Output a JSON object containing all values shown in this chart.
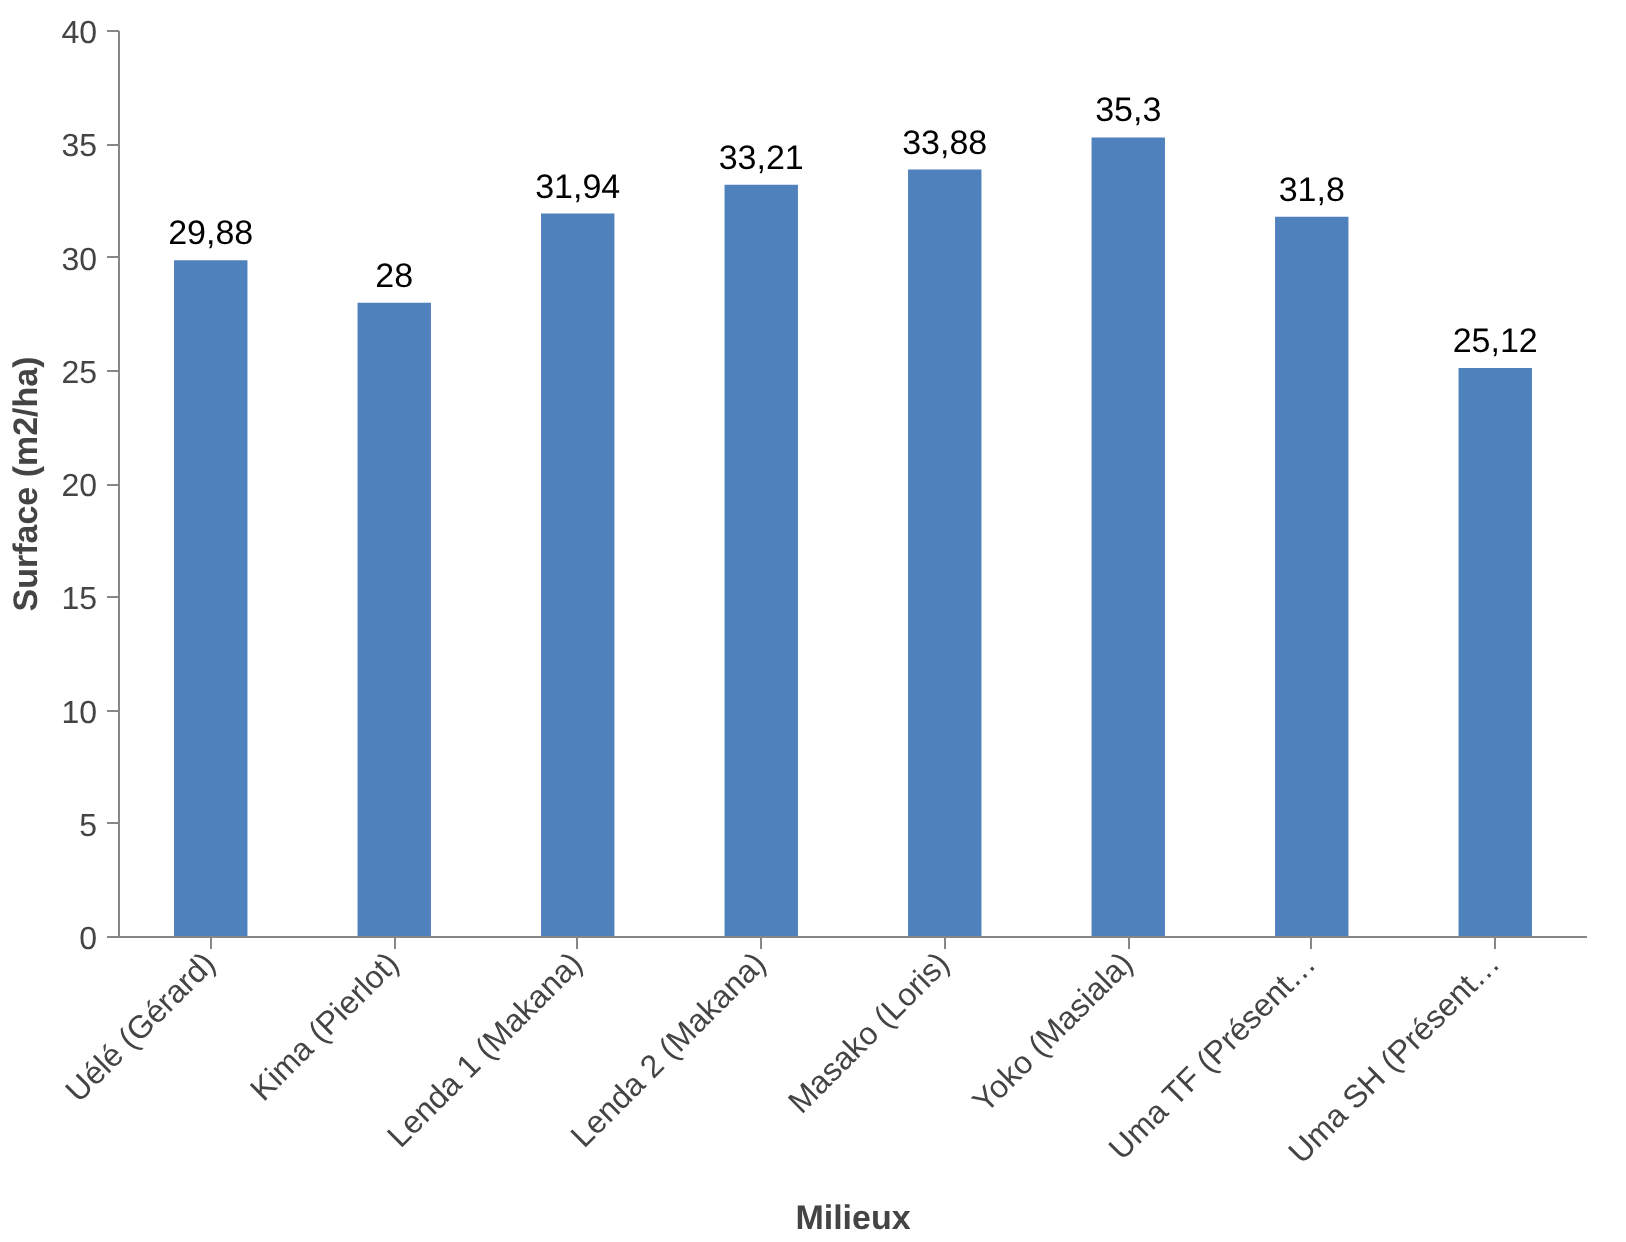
{
  "chart_data": {
    "type": "bar",
    "xlabel": "Milieux",
    "ylabel": "Surface (m2/ha)",
    "categories": [
      "Uélé (Gérard)",
      "Kima (Pierlot)",
      "Lenda 1 (Makana)",
      "Lenda 2 (Makana)",
      "Masako (Loris)",
      "Yoko (Masiala)",
      "Uma TF (Présent…",
      "Uma SH (Présent…"
    ],
    "values": [
      29.88,
      28,
      31.94,
      33.21,
      33.88,
      35.3,
      31.8,
      25.12
    ],
    "value_labels": [
      "29,88",
      "28",
      "31,94",
      "33,21",
      "33,88",
      "35,3",
      "31,8",
      "25,12"
    ],
    "color": "#4f81bd",
    "ylim": [
      0,
      40
    ],
    "yticks": [
      0,
      5,
      10,
      15,
      20,
      25,
      30,
      35,
      40
    ],
    "grid": false
  }
}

---------------

◆ **SHORT TASK**
In the copy, include all records verbatim but no images.

◆ **TASK OUTPUT**
Output a JSON object containing all values shown in this chart.
{
  "chart_data": {
    "type": "bar",
    "xlabel": "Milieux",
    "ylabel": "Surface (m2/ha)",
    "categories": [
      "Uélé (Gérard)",
      "Kima (Pierlot)",
      "Lenda 1 (Makana)",
      "Lenda 2 (Makana)",
      "Masako (Loris)",
      "Yoko (Masiala)",
      "Uma TF (Présent…",
      "Uma SH (Présent…"
    ],
    "values": [
      29.88,
      28,
      31.94,
      33.21,
      33.88,
      35.3,
      31.8,
      25.12
    ],
    "value_labels": [
      "29,88",
      "28",
      "31,94",
      "33,21",
      "33,88",
      "35,3",
      "31,8",
      "25,12"
    ],
    "color": "#4f81bd",
    "ylim": [
      0,
      40
    ],
    "yticks": [
      0,
      5,
      10,
      15,
      20,
      25,
      30,
      35,
      40
    ],
    "grid": false
  }
}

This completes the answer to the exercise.